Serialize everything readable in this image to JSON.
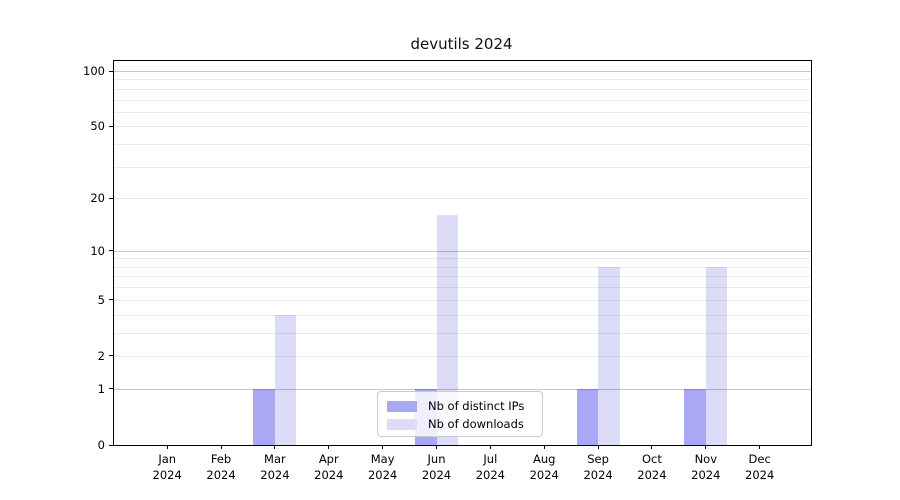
{
  "title": "devutils 2024",
  "colors": {
    "series_distinct_ips": "#a8a8f5",
    "series_downloads": "#dcdcf8",
    "major_grid": "rgba(0,0,0,0.22)",
    "minor_grid": "rgba(0,0,0,0.08)",
    "spine": "#000000",
    "legend_border": "#cccccc",
    "text": "#000000"
  },
  "chart_data": {
    "type": "bar",
    "title": "devutils 2024",
    "categories": [
      "Jan 2024",
      "Feb 2024",
      "Mar 2024",
      "Apr 2024",
      "May 2024",
      "Jun 2024",
      "Jul 2024",
      "Aug 2024",
      "Sep 2024",
      "Oct 2024",
      "Nov 2024",
      "Dec 2024"
    ],
    "series": [
      {
        "name": "Nb of distinct IPs",
        "color": "#a8a8f5",
        "values": [
          0,
          0,
          1,
          0,
          0,
          1,
          0,
          0,
          1,
          0,
          1,
          0
        ]
      },
      {
        "name": "Nb of downloads",
        "color": "#dcdcf8",
        "values": [
          0,
          0,
          4,
          0,
          0,
          16,
          0,
          0,
          8,
          0,
          8,
          0
        ]
      }
    ],
    "xlabel": "",
    "ylabel": "",
    "y_scale": "log10(1+value)",
    "ylim": [
      0,
      113
    ],
    "y_ticks": [
      0,
      1,
      2,
      5,
      10,
      20,
      50,
      100
    ],
    "y_gridlines_major": [
      1,
      10,
      100
    ],
    "y_gridlines_minor": [
      2,
      3,
      4,
      5,
      6,
      7,
      8,
      9,
      20,
      30,
      40,
      50,
      60,
      70,
      80,
      90
    ],
    "grid": "on",
    "legend_position": "lower center"
  }
}
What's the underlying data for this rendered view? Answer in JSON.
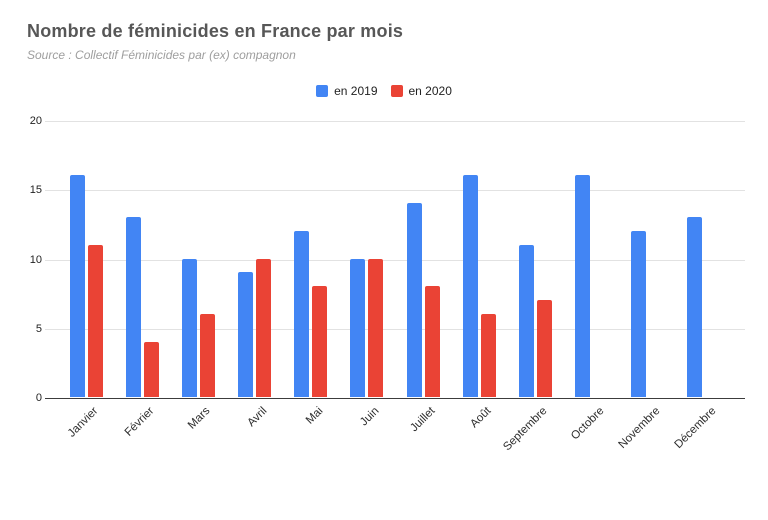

═══

- **YOUR INSTRUCTIONS**
Reproduce each line exactly as it appears, omitting the pictures.

- **TASK RESPONSE**
Serialize everything readable in this image to JSON.
{
  "title": "devutils 2024",
  "colors": {
    "series_distinct_ips": "#a8a8f5",
    "series_downloads": "#dcdcf8",
    "major_grid": "rgba(0,0,0,0.22)",
    "minor_grid": "rgba(0,0,0,0.08)",
    "spine": "#000000",
    "legend_border": "#cccccc",
    "text": "#000000"
  },
  "chart_data": {
    "type": "bar",
    "title": "devutils 2024",
    "categories": [
      "Jan 2024",
      "Feb 2024",
      "Mar 2024",
      "Apr 2024",
      "May 2024",
      "Jun 2024",
      "Jul 2024",
      "Aug 2024",
      "Sep 2024",
      "Oct 2024",
      "Nov 2024",
      "Dec 2024"
    ],
    "series": [
      {
        "name": "Nb of distinct IPs",
        "color": "#a8a8f5",
        "values": [
          0,
          0,
          1,
          0,
          0,
          1,
          0,
          0,
          1,
          0,
          1,
          0
        ]
      },
      {
        "name": "Nb of downloads",
        "color": "#dcdcf8",
        "values": [
          0,
          0,
          4,
          0,
          0,
          16,
          0,
          0,
          8,
          0,
          8,
          0
        ]
      }
    ],
    "xlabel": "",
    "ylabel": "",
    "y_scale": "log10(1+value)",
    "ylim": [
      0,
      113
    ],
    "y_ticks": [
      0,
      1,
      2,
      5,
      10,
      20,
      50,
      100
    ],
    "y_gridlines_major": [
      1,
      10,
      100
    ],
    "y_gridlines_minor": [
      2,
      3,
      4,
      5,
      6,
      7,
      8,
      9,
      20,
      30,
      40,
      50,
      60,
      70,
      80,
      90
    ],
    "grid": "on",
    "legend_position": "lower center"
  }
}
What's the underlying data for this rendered view? Answer in JSON.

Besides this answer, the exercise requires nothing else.